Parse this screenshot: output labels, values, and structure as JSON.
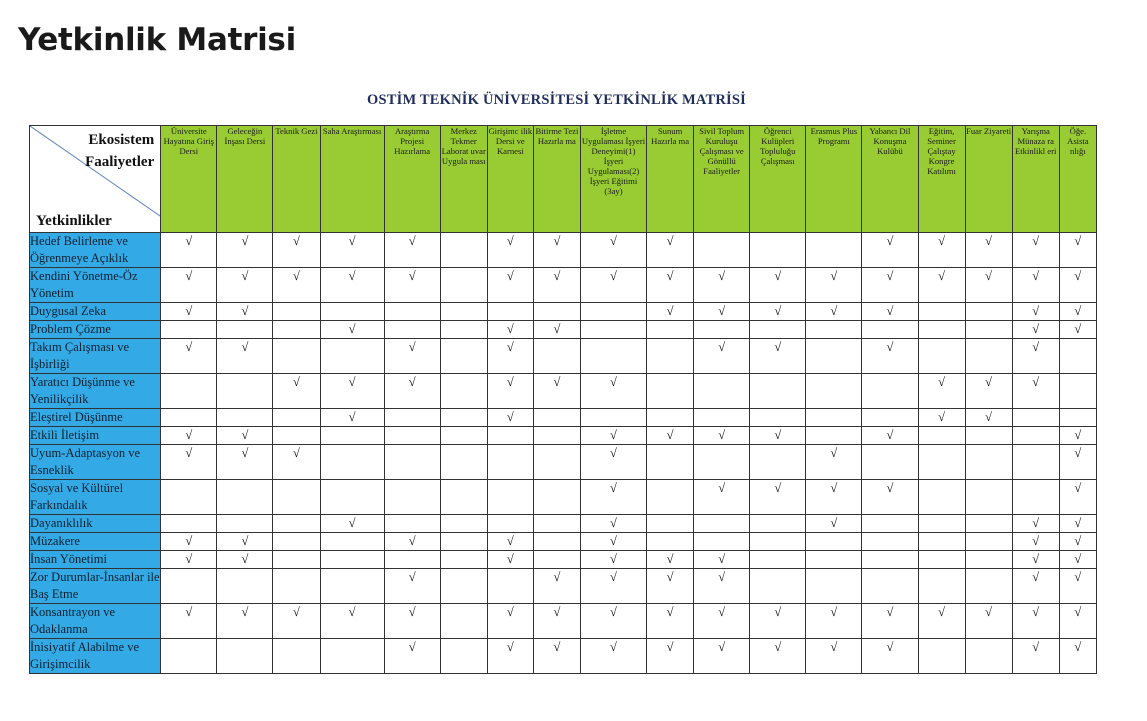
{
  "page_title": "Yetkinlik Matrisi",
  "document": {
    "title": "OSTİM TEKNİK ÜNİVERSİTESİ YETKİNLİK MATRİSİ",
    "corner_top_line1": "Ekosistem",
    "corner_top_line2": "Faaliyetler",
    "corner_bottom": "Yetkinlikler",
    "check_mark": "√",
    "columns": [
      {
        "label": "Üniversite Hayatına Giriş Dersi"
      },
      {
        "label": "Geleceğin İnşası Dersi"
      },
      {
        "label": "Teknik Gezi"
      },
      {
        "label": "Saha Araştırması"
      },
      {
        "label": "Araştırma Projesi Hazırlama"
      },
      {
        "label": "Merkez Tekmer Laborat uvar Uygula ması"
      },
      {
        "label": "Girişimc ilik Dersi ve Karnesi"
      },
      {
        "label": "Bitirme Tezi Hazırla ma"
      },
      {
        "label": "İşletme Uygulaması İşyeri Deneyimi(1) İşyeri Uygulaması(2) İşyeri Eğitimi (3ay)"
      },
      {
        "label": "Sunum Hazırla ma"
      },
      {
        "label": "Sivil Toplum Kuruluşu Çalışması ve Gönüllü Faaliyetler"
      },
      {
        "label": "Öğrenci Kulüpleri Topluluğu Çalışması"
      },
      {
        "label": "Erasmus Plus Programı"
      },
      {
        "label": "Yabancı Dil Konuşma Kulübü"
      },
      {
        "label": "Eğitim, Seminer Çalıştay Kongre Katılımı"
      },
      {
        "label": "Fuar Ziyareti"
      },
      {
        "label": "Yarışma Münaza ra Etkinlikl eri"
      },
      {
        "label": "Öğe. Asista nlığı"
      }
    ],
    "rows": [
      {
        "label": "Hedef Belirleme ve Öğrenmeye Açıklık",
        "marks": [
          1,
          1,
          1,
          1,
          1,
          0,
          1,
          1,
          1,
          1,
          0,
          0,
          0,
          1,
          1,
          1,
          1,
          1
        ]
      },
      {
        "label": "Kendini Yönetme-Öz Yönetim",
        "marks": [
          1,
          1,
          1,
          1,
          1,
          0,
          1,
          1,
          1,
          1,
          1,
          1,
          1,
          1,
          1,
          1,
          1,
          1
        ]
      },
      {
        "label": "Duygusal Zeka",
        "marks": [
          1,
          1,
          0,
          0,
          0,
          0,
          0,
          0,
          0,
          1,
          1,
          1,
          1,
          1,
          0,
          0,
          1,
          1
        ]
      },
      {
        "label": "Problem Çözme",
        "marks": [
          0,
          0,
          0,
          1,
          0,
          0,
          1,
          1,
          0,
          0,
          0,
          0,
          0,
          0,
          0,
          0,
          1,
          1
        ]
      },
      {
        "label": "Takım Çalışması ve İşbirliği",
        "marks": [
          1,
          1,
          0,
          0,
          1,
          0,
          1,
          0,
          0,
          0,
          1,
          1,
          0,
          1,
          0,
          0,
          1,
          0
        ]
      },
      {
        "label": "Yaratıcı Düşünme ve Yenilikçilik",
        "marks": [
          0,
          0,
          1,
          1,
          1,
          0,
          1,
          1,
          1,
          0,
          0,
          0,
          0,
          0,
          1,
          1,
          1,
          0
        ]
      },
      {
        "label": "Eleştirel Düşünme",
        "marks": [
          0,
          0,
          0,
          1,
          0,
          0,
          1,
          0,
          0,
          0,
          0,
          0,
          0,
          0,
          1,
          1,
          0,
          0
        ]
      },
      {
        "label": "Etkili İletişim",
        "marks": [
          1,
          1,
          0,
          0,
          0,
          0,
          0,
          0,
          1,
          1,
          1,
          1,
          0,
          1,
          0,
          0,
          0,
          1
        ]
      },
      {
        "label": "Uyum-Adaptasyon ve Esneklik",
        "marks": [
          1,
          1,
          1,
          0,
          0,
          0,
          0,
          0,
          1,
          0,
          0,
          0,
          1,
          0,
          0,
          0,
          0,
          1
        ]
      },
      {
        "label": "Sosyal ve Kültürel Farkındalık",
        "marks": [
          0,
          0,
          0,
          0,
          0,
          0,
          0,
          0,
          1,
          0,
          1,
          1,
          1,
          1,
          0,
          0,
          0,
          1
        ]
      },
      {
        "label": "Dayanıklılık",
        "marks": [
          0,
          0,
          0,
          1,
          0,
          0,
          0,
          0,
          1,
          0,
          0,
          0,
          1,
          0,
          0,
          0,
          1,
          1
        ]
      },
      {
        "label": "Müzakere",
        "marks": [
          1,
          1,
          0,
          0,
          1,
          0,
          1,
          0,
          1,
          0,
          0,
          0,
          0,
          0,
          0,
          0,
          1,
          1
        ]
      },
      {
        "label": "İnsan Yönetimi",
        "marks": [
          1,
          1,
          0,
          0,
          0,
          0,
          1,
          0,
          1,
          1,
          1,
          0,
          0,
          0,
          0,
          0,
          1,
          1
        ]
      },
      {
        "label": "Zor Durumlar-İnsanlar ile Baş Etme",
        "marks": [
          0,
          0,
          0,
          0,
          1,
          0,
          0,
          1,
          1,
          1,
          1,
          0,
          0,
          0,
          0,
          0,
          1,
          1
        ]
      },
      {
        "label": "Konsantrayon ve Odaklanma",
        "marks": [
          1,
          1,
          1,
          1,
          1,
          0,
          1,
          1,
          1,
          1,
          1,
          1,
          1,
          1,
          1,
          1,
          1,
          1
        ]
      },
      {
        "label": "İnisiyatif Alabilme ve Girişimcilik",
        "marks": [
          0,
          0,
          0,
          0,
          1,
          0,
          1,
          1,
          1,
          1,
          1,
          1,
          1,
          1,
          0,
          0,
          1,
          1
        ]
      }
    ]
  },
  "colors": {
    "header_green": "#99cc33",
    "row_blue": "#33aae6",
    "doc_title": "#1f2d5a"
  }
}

◆ REQUIREMENT:
Write out the entries above verbatim; the pictures do not belong in your copy.

◆ TASK ANSWER:
Parse this screenshot: output labels, values, and structure as JSON.
{
  "page_title": "Yetkinlik Matrisi",
  "document": {
    "title": "OSTİM TEKNİK ÜNİVERSİTESİ YETKİNLİK MATRİSİ",
    "corner_top_line1": "Ekosistem",
    "corner_top_line2": "Faaliyetler",
    "corner_bottom": "Yetkinlikler",
    "check_mark": "√",
    "columns": [
      {
        "label": "Üniversite Hayatına Giriş Dersi"
      },
      {
        "label": "Geleceğin İnşası Dersi"
      },
      {
        "label": "Teknik Gezi"
      },
      {
        "label": "Saha Araştırması"
      },
      {
        "label": "Araştırma Projesi Hazırlama"
      },
      {
        "label": "Merkez Tekmer Laborat uvar Uygula ması"
      },
      {
        "label": "Girişimc ilik Dersi ve Karnesi"
      },
      {
        "label": "Bitirme Tezi Hazırla ma"
      },
      {
        "label": "İşletme Uygulaması İşyeri Deneyimi(1) İşyeri Uygulaması(2) İşyeri Eğitimi (3ay)"
      },
      {
        "label": "Sunum Hazırla ma"
      },
      {
        "label": "Sivil Toplum Kuruluşu Çalışması ve Gönüllü Faaliyetler"
      },
      {
        "label": "Öğrenci Kulüpleri Topluluğu Çalışması"
      },
      {
        "label": "Erasmus Plus Programı"
      },
      {
        "label": "Yabancı Dil Konuşma Kulübü"
      },
      {
        "label": "Eğitim, Seminer Çalıştay Kongre Katılımı"
      },
      {
        "label": "Fuar Ziyareti"
      },
      {
        "label": "Yarışma Münaza ra Etkinlikl eri"
      },
      {
        "label": "Öğe. Asista nlığı"
      }
    ],
    "rows": [
      {
        "label": "Hedef Belirleme ve Öğrenmeye Açıklık",
        "marks": [
          1,
          1,
          1,
          1,
          1,
          0,
          1,
          1,
          1,
          1,
          0,
          0,
          0,
          1,
          1,
          1,
          1,
          1
        ]
      },
      {
        "label": "Kendini Yönetme-Öz Yönetim",
        "marks": [
          1,
          1,
          1,
          1,
          1,
          0,
          1,
          1,
          1,
          1,
          1,
          1,
          1,
          1,
          1,
          1,
          1,
          1
        ]
      },
      {
        "label": "Duygusal Zeka",
        "marks": [
          1,
          1,
          0,
          0,
          0,
          0,
          0,
          0,
          0,
          1,
          1,
          1,
          1,
          1,
          0,
          0,
          1,
          1
        ]
      },
      {
        "label": "Problem Çözme",
        "marks": [
          0,
          0,
          0,
          1,
          0,
          0,
          1,
          1,
          0,
          0,
          0,
          0,
          0,
          0,
          0,
          0,
          1,
          1
        ]
      },
      {
        "label": "Takım Çalışması ve İşbirliği",
        "marks": [
          1,
          1,
          0,
          0,
          1,
          0,
          1,
          0,
          0,
          0,
          1,
          1,
          0,
          1,
          0,
          0,
          1,
          0
        ]
      },
      {
        "label": "Yaratıcı Düşünme ve Yenilikçilik",
        "marks": [
          0,
          0,
          1,
          1,
          1,
          0,
          1,
          1,
          1,
          0,
          0,
          0,
          0,
          0,
          1,
          1,
          1,
          0
        ]
      },
      {
        "label": "Eleştirel Düşünme",
        "marks": [
          0,
          0,
          0,
          1,
          0,
          0,
          1,
          0,
          0,
          0,
          0,
          0,
          0,
          0,
          1,
          1,
          0,
          0
        ]
      },
      {
        "label": "Etkili İletişim",
        "marks": [
          1,
          1,
          0,
          0,
          0,
          0,
          0,
          0,
          1,
          1,
          1,
          1,
          0,
          1,
          0,
          0,
          0,
          1
        ]
      },
      {
        "label": "Uyum-Adaptasyon ve Esneklik",
        "marks": [
          1,
          1,
          1,
          0,
          0,
          0,
          0,
          0,
          1,
          0,
          0,
          0,
          1,
          0,
          0,
          0,
          0,
          1
        ]
      },
      {
        "label": "Sosyal ve Kültürel Farkındalık",
        "marks": [
          0,
          0,
          0,
          0,
          0,
          0,
          0,
          0,
          1,
          0,
          1,
          1,
          1,
          1,
          0,
          0,
          0,
          1
        ]
      },
      {
        "label": "Dayanıklılık",
        "marks": [
          0,
          0,
          0,
          1,
          0,
          0,
          0,
          0,
          1,
          0,
          0,
          0,
          1,
          0,
          0,
          0,
          1,
          1
        ]
      },
      {
        "label": "Müzakere",
        "marks": [
          1,
          1,
          0,
          0,
          1,
          0,
          1,
          0,
          1,
          0,
          0,
          0,
          0,
          0,
          0,
          0,
          1,
          1
        ]
      },
      {
        "label": "İnsan Yönetimi",
        "marks": [
          1,
          1,
          0,
          0,
          0,
          0,
          1,
          0,
          1,
          1,
          1,
          0,
          0,
          0,
          0,
          0,
          1,
          1
        ]
      },
      {
        "label": "Zor Durumlar-İnsanlar ile Baş Etme",
        "marks": [
          0,
          0,
          0,
          0,
          1,
          0,
          0,
          1,
          1,
          1,
          1,
          0,
          0,
          0,
          0,
          0,
          1,
          1
        ]
      },
      {
        "label": "Konsantrayon ve Odaklanma",
        "marks": [
          1,
          1,
          1,
          1,
          1,
          0,
          1,
          1,
          1,
          1,
          1,
          1,
          1,
          1,
          1,
          1,
          1,
          1
        ]
      },
      {
        "label": "İnisiyatif Alabilme ve Girişimcilik",
        "marks": [
          0,
          0,
          0,
          0,
          1,
          0,
          1,
          1,
          1,
          1,
          1,
          1,
          1,
          1,
          0,
          0,
          1,
          1
        ]
      }
    ]
  },
  "colors": {
    "header_green": "#99cc33",
    "row_blue": "#33aae6",
    "doc_title": "#1f2d5a"
  }
}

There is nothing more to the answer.